The records:

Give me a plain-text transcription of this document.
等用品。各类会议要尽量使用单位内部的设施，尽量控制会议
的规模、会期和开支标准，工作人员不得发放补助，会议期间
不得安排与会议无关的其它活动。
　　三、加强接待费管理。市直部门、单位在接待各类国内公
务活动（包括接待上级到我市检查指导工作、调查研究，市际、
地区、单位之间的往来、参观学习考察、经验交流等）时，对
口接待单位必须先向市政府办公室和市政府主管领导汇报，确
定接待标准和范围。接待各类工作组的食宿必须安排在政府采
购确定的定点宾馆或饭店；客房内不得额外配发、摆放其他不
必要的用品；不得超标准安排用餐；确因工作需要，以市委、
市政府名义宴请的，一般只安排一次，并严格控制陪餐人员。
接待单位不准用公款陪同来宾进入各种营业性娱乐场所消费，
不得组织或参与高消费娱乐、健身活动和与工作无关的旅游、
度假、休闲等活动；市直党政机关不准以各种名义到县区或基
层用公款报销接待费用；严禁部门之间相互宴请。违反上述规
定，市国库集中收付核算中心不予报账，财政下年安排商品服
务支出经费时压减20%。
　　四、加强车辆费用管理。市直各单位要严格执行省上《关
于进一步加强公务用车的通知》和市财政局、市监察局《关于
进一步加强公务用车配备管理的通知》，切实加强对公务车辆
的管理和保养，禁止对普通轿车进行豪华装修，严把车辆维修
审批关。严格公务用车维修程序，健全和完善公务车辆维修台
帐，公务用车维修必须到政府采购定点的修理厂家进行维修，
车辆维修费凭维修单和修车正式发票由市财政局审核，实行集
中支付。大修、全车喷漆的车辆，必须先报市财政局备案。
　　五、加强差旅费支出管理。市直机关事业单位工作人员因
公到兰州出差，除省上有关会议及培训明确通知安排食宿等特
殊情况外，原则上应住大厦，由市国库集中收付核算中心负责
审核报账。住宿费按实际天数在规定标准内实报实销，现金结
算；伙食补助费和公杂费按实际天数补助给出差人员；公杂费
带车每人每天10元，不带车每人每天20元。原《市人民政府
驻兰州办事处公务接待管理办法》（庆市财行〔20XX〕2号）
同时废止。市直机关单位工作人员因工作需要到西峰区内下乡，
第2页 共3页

What to produce: Write out every record, exactly as written.

Task output:
Give me a plain-text transcription of this document.
等用品。各类会议要尽量使用单位内部的设施，尽量控制会议
的规模、会期和开支标准，工作人员不得发放补助，会议期间
不得安排与会议无关的其它活动。
　　三、加强接待费管理。市直部门、单位在接待各类国内公
务活动（包括接待上级到我市检查指导工作、调查研究，市际、
地区、单位之间的往来、参观学习考察、经验交流等）时，对
口接待单位必须先向市政府办公室和市政府主管领导汇报，确
定接待标准和范围。接待各类工作组的食宿必须安排在政府采
购确定的定点宾馆或饭店；客房内不得额外配发、摆放其他不
必要的用品；不得超标准安排用餐；确因工作需要，以市委、
市政府名义宴请的，一般只安排一次，并严格控制陪餐人员。
接待单位不准用公款陪同来宾进入各种营业性娱乐场所消费，
不得组织或参与高消费娱乐、健身活动和与工作无关的旅游、
度假、休闲等活动；市直党政机关不准以各种名义到县区或基
层用公款报销接待费用；严禁部门之间相互宴请。违反上述规
定，市国库集中收付核算中心不予报账，财政下年安排商品服
务支出经费时压减20%。
　　四、加强车辆费用管理。市直各单位要严格执行省上《关
于进一步加强公务用车的通知》和市财政局、市监察局《关于
进一步加强公务用车配备管理的通知》，切实加强对公务车辆
的管理和保养，禁止对普通轿车进行豪华装修，严把车辆维修
审批关。严格公务用车维修程序，健全和完善公务车辆维修台
帐，公务用车维修必须到政府采购定点的修理厂家进行维修，
车辆维修费凭维修单和修车正式发票由市财政局审核，实行集
中支付。大修、全车喷漆的车辆，必须先报市财政局备案。
　　五、加强差旅费支出管理。市直机关事业单位工作人员因
公到兰州出差，除省上有关会议及培训明确通知安排食宿等特
殊情况外，原则上应住大厦，由市国库集中收付核算中心负责
审核报账。住宿费按实际天数在规定标准内实报实销，现金结
算；伙食补助费和公杂费按实际天数补助给出差人员；公杂费
带车每人每天10元，不带车每人每天20元。原《市人民政府
驻兰州办事处公务接待管理办法》（庆市财行〔20XX〕2号）
同时废止。市直机关单位工作人员因工作需要到西峰区内下乡，
第2页 共3页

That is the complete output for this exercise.